EXERCISE -
Answer with the number of lines in the listing below that contain the word "Drag", and nothing else.
START RECORDS FOR PROCESSING
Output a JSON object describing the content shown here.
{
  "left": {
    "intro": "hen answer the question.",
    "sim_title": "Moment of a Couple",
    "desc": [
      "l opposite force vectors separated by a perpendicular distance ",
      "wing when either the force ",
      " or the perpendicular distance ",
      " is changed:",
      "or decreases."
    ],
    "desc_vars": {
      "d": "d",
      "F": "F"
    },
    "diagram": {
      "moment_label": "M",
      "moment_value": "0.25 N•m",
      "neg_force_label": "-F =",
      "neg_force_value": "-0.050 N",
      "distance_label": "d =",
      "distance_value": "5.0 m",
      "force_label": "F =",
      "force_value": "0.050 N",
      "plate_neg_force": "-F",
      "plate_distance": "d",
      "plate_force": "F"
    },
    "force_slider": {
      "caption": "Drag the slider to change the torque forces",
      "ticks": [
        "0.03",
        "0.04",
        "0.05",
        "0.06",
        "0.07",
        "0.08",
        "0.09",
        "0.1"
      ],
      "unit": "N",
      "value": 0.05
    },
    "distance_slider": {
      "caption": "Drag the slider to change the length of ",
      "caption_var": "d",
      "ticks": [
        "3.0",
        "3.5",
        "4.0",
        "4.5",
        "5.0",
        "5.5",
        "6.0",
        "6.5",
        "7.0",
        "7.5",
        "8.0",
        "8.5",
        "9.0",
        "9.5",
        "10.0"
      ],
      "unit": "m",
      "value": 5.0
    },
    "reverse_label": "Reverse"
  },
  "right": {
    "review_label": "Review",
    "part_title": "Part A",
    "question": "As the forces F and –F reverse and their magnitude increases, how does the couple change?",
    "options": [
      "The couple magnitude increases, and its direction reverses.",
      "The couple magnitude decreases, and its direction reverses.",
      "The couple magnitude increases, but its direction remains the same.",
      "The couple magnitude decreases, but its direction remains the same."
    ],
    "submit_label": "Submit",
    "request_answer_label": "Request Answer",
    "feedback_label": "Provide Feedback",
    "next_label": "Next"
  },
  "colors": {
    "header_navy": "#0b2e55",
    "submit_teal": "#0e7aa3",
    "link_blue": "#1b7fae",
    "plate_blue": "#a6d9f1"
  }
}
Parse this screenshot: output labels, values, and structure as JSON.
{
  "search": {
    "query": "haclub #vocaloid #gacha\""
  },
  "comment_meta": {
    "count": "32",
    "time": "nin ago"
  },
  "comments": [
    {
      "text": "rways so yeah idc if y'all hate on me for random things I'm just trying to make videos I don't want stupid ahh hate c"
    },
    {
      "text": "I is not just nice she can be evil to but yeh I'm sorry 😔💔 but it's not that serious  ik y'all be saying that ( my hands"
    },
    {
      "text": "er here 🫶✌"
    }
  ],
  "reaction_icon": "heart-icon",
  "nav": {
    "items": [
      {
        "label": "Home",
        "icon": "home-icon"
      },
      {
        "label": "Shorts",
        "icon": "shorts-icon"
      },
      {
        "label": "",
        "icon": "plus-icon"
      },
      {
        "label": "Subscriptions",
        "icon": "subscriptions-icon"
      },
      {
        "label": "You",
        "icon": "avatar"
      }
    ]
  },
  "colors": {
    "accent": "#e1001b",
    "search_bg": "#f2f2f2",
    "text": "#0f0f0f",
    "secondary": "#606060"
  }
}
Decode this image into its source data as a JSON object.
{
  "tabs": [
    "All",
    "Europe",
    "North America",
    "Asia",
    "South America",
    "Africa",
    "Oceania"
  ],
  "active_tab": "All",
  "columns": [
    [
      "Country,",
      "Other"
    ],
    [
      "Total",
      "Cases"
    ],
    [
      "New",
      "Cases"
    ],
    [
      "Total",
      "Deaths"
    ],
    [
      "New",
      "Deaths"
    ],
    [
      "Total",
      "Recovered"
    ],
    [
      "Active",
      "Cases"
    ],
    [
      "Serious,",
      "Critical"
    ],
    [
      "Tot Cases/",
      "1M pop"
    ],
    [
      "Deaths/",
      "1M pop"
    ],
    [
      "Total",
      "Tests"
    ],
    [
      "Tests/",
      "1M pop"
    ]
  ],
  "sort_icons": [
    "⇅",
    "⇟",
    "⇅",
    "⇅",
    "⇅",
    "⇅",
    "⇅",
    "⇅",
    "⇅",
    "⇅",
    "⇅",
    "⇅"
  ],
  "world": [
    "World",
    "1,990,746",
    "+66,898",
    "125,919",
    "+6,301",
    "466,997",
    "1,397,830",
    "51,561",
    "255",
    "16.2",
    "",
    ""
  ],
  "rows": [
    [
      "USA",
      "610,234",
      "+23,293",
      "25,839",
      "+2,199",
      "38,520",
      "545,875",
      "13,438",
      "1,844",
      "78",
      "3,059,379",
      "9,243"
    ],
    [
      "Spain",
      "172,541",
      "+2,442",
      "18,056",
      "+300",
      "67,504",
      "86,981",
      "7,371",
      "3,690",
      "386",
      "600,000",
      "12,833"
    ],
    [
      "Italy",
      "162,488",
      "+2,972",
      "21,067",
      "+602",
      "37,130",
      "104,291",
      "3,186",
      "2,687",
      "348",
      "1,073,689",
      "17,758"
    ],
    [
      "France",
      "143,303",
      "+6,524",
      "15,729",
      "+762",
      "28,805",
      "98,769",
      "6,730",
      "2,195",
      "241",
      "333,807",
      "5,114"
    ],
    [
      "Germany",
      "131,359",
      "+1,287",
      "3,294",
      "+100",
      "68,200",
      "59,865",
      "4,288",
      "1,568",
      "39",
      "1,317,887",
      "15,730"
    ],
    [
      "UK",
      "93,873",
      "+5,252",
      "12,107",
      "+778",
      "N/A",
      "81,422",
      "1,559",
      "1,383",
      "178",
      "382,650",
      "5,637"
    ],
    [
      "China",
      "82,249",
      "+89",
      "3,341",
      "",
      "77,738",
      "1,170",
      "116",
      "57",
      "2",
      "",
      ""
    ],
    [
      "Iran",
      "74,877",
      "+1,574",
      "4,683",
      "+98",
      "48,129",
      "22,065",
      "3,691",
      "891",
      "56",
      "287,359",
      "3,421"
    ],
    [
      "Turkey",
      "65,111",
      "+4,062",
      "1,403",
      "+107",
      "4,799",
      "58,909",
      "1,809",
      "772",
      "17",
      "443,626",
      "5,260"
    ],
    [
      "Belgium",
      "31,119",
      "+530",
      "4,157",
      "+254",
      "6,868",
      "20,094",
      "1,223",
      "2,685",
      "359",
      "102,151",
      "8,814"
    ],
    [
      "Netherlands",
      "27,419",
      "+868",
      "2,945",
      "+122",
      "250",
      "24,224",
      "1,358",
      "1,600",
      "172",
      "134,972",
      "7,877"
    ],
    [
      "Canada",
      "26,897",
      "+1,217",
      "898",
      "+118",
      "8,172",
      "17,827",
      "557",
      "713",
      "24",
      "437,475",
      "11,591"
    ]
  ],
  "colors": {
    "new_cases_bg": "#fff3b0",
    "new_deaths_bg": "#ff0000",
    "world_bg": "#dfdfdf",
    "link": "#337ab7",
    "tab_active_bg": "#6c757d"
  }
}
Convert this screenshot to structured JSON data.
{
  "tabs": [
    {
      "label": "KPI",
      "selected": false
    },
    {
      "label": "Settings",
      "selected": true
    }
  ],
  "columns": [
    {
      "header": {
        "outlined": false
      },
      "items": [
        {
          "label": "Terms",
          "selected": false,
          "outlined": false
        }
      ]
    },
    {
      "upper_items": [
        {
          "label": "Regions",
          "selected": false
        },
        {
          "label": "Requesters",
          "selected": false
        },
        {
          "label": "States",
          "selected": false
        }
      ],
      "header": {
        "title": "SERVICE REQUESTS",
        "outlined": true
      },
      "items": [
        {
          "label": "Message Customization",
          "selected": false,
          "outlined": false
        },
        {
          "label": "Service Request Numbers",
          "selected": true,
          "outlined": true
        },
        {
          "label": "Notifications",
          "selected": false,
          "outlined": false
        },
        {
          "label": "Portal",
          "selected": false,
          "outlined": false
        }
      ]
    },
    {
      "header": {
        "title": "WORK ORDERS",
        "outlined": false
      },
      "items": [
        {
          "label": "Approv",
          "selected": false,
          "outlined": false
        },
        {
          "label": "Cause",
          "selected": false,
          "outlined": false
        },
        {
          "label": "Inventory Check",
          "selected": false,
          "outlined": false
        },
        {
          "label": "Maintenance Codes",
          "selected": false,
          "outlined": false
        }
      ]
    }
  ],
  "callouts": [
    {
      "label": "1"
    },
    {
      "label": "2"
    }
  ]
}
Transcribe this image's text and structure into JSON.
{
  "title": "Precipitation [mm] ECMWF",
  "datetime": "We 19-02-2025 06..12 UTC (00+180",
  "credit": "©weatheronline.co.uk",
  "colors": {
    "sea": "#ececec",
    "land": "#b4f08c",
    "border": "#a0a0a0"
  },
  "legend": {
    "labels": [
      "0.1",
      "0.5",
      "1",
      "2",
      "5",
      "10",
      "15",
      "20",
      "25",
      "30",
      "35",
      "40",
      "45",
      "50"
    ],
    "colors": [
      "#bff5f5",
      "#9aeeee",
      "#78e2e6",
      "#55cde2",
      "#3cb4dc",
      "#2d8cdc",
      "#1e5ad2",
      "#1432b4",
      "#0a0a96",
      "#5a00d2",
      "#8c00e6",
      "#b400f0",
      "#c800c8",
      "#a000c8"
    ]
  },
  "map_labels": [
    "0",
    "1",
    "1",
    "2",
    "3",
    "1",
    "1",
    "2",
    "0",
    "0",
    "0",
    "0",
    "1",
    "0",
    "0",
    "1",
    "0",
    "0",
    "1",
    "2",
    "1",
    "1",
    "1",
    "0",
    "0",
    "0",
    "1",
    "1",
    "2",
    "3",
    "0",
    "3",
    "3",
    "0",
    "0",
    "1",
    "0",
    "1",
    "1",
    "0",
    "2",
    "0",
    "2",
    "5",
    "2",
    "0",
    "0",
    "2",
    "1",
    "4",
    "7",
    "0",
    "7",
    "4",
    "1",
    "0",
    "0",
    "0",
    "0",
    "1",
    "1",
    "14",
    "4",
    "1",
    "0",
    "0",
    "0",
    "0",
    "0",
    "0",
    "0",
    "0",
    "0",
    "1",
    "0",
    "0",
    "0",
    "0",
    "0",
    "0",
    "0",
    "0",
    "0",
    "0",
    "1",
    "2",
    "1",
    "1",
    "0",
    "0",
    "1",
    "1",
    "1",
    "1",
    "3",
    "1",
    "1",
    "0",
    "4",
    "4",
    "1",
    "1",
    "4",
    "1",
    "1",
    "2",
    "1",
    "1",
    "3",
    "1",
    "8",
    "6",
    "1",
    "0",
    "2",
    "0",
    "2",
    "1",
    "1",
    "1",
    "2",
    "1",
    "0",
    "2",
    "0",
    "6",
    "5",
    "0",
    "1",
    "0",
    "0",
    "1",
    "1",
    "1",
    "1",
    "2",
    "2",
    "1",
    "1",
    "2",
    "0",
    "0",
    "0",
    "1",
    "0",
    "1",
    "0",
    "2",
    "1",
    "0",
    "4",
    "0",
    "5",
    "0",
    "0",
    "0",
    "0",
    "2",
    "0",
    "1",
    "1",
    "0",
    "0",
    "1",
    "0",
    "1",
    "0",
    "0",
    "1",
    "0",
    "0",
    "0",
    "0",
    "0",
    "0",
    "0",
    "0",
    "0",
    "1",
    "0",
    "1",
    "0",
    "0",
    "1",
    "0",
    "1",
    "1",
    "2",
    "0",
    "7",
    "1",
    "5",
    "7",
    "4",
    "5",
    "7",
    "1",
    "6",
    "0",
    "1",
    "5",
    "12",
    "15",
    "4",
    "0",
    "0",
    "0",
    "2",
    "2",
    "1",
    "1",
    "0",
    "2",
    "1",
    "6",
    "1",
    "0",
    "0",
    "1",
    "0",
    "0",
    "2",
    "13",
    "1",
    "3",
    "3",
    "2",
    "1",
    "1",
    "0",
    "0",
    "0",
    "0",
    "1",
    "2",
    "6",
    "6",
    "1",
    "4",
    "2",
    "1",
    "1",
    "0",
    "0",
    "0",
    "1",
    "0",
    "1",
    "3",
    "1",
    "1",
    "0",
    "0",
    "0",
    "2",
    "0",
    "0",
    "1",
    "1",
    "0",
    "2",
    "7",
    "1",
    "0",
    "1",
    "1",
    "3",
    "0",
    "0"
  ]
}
END RECORDS FOR PROCESSING
REPLY -
2